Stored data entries
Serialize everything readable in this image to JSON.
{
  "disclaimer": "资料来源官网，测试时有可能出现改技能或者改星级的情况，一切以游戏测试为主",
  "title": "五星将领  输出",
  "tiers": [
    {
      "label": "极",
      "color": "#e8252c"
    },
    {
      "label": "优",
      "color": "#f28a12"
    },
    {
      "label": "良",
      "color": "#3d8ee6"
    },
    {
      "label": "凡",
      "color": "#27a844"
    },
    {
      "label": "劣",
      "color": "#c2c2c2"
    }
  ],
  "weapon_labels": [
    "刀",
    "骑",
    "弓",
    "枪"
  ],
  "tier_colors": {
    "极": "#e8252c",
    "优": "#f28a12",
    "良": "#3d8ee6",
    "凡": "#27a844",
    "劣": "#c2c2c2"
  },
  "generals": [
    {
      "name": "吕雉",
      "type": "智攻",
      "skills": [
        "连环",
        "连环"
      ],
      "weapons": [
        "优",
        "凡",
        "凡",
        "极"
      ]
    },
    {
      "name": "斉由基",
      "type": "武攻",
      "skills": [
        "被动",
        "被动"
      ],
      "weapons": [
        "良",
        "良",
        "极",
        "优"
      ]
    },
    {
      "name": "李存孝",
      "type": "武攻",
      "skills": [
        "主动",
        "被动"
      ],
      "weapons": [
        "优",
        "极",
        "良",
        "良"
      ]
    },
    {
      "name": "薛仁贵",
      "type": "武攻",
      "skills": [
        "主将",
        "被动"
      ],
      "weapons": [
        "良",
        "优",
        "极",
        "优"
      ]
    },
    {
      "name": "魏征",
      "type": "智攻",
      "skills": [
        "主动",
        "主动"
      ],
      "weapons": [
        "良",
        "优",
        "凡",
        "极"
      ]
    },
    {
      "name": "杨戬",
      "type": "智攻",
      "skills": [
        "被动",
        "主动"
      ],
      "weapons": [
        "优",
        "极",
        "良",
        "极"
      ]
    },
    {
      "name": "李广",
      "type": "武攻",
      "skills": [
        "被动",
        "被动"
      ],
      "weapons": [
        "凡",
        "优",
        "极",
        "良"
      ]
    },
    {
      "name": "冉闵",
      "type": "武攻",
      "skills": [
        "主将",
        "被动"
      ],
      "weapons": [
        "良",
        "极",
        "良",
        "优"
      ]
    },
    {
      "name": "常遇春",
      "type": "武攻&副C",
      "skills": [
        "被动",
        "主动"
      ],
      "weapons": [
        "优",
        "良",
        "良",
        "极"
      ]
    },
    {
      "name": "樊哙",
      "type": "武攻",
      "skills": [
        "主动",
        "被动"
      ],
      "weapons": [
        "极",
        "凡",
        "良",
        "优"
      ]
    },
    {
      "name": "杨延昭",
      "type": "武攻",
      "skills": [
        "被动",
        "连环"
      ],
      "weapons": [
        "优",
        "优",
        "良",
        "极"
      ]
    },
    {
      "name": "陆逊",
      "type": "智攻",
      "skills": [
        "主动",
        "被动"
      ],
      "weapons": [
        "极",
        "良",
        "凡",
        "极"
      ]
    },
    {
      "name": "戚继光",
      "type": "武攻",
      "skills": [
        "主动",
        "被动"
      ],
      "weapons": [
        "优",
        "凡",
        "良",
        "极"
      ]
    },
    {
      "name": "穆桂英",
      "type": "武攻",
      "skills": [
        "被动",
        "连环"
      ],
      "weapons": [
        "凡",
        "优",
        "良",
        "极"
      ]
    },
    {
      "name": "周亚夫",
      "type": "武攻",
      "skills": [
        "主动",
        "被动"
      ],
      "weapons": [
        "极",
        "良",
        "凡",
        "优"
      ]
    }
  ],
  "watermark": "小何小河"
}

→ **TASK REQUIREMENTS**
The entries above must be returned in full, exactly as shown.

→ **RESPONSE BELOW**
Serialize everything readable in this image to JSON.
{
  "disclaimer": "资料来源官网，测试时有可能出现改技能或者改星级的情况，一切以游戏测试为主",
  "title": "五星将领  输出",
  "tiers": [
    {
      "label": "极",
      "color": "#e8252c"
    },
    {
      "label": "优",
      "color": "#f28a12"
    },
    {
      "label": "良",
      "color": "#3d8ee6"
    },
    {
      "label": "凡",
      "color": "#27a844"
    },
    {
      "label": "劣",
      "color": "#c2c2c2"
    }
  ],
  "weapon_labels": [
    "刀",
    "骑",
    "弓",
    "枪"
  ],
  "tier_colors": {
    "极": "#e8252c",
    "优": "#f28a12",
    "良": "#3d8ee6",
    "凡": "#27a844",
    "劣": "#c2c2c2"
  },
  "generals": [
    {
      "name": "吕雉",
      "type": "智攻",
      "skills": [
        "连环",
        "连环"
      ],
      "weapons": [
        "优",
        "凡",
        "凡",
        "极"
      ]
    },
    {
      "name": "斉由基",
      "type": "武攻",
      "skills": [
        "被动",
        "被动"
      ],
      "weapons": [
        "良",
        "良",
        "极",
        "优"
      ]
    },
    {
      "name": "李存孝",
      "type": "武攻",
      "skills": [
        "主动",
        "被动"
      ],
      "weapons": [
        "优",
        "极",
        "良",
        "良"
      ]
    },
    {
      "name": "薛仁贵",
      "type": "武攻",
      "skills": [
        "主将",
        "被动"
      ],
      "weapons": [
        "良",
        "优",
        "极",
        "优"
      ]
    },
    {
      "name": "魏征",
      "type": "智攻",
      "skills": [
        "主动",
        "主动"
      ],
      "weapons": [
        "良",
        "优",
        "凡",
        "极"
      ]
    },
    {
      "name": "杨戬",
      "type": "智攻",
      "skills": [
        "被动",
        "主动"
      ],
      "weapons": [
        "优",
        "极",
        "良",
        "极"
      ]
    },
    {
      "name": "李广",
      "type": "武攻",
      "skills": [
        "被动",
        "被动"
      ],
      "weapons": [
        "凡",
        "优",
        "极",
        "良"
      ]
    },
    {
      "name": "冉闵",
      "type": "武攻",
      "skills": [
        "主将",
        "被动"
      ],
      "weapons": [
        "良",
        "极",
        "良",
        "优"
      ]
    },
    {
      "name": "常遇春",
      "type": "武攻&副C",
      "skills": [
        "被动",
        "主动"
      ],
      "weapons": [
        "优",
        "良",
        "良",
        "极"
      ]
    },
    {
      "name": "樊哙",
      "type": "武攻",
      "skills": [
        "主动",
        "被动"
      ],
      "weapons": [
        "极",
        "凡",
        "良",
        "优"
      ]
    },
    {
      "name": "杨延昭",
      "type": "武攻",
      "skills": [
        "被动",
        "连环"
      ],
      "weapons": [
        "优",
        "优",
        "良",
        "极"
      ]
    },
    {
      "name": "陆逊",
      "type": "智攻",
      "skills": [
        "主动",
        "被动"
      ],
      "weapons": [
        "极",
        "良",
        "凡",
        "极"
      ]
    },
    {
      "name": "戚继光",
      "type": "武攻",
      "skills": [
        "主动",
        "被动"
      ],
      "weapons": [
        "优",
        "凡",
        "良",
        "极"
      ]
    },
    {
      "name": "穆桂英",
      "type": "武攻",
      "skills": [
        "被动",
        "连环"
      ],
      "weapons": [
        "凡",
        "优",
        "良",
        "极"
      ]
    },
    {
      "name": "周亚夫",
      "type": "武攻",
      "skills": [
        "主动",
        "被动"
      ],
      "weapons": [
        "极",
        "良",
        "凡",
        "优"
      ]
    }
  ],
  "watermark": "小何小河"
}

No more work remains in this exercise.